● Work to complete
Restate the data exactly as given and keep the pictures out.

== Data supplied

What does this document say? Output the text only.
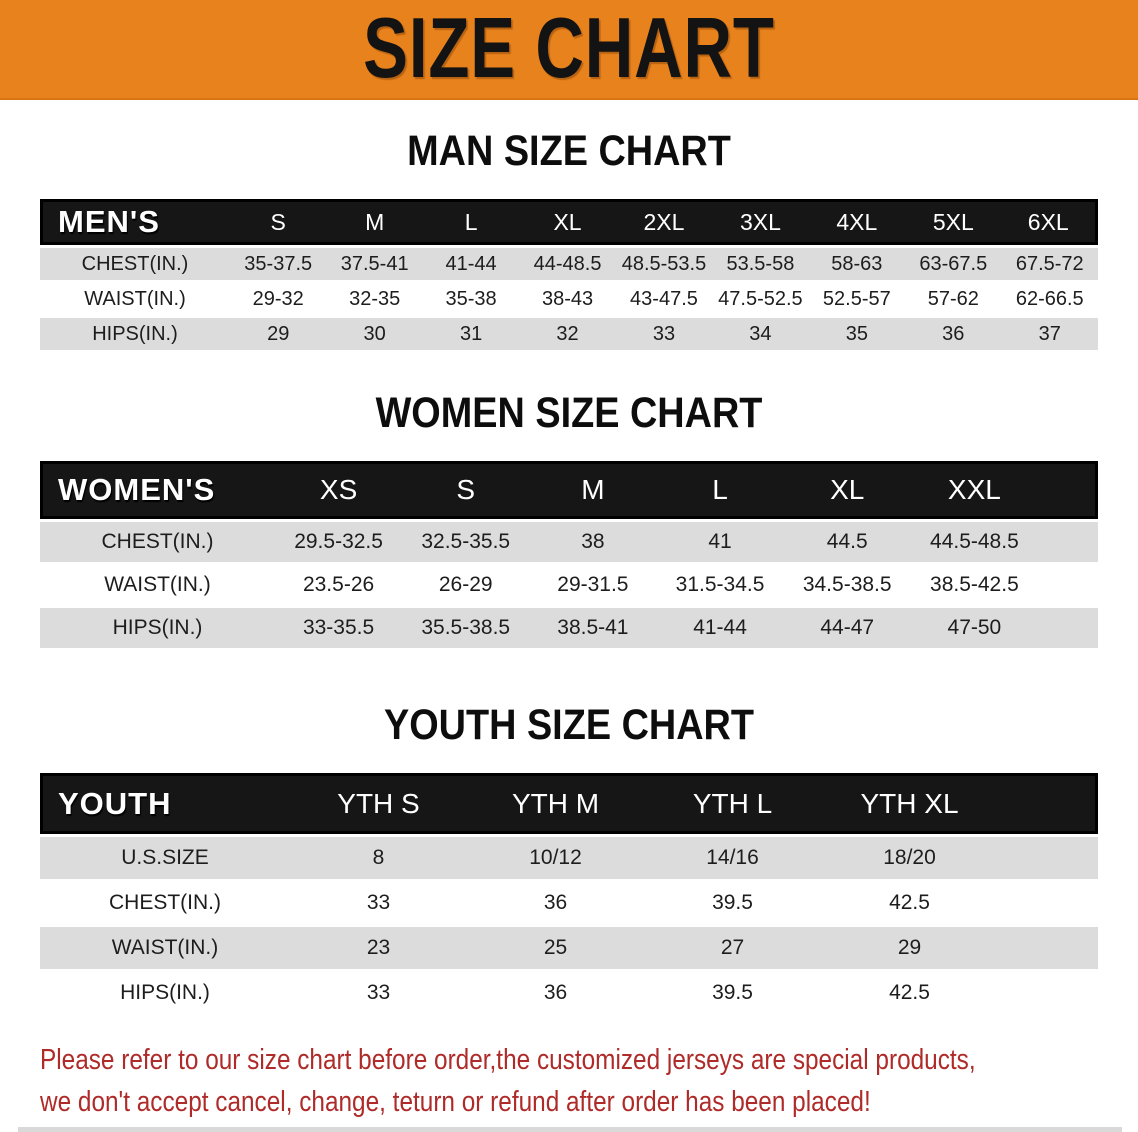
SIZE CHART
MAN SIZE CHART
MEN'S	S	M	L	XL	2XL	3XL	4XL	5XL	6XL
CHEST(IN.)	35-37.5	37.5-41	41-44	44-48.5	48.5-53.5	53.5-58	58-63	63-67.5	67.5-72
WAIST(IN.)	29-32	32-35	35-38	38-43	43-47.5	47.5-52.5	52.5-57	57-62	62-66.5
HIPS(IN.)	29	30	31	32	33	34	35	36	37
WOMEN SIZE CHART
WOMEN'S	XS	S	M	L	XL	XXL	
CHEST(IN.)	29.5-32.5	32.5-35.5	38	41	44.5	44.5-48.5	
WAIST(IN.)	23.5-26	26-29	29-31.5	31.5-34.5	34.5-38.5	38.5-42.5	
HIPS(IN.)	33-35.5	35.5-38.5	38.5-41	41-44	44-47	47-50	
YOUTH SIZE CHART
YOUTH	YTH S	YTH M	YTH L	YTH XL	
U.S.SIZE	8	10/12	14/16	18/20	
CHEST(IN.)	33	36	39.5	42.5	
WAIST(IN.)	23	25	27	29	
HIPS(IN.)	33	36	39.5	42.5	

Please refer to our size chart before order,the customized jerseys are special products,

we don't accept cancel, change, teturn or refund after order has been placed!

====

● Result of this task
What does this document say? Output the text only.
SIZE CHART
MAN SIZE CHART
MEN'S	S	M	L	XL	2XL	3XL	4XL	5XL	6XL
CHEST(IN.)	35-37.5	37.5-41	41-44	44-48.5	48.5-53.5	53.5-58	58-63	63-67.5	67.5-72
WAIST(IN.)	29-32	32-35	35-38	38-43	43-47.5	47.5-52.5	52.5-57	57-62	62-66.5
HIPS(IN.)	29	30	31	32	33	34	35	36	37
WOMEN SIZE CHART
WOMEN'S	XS	S	M	L	XL	XXL	
CHEST(IN.)	29.5-32.5	32.5-35.5	38	41	44.5	44.5-48.5	
WAIST(IN.)	23.5-26	26-29	29-31.5	31.5-34.5	34.5-38.5	38.5-42.5	
HIPS(IN.)	33-35.5	35.5-38.5	38.5-41	41-44	44-47	47-50	
YOUTH SIZE CHART
YOUTH	YTH S	YTH M	YTH L	YTH XL	
U.S.SIZE	8	10/12	14/16	18/20	
CHEST(IN.)	33	36	39.5	42.5	
WAIST(IN.)	23	25	27	29	
HIPS(IN.)	33	36	39.5	42.5	

Please refer to our size chart before order,the customized jerseys are special products,

we don't accept cancel, change, teturn or refund after order has been placed!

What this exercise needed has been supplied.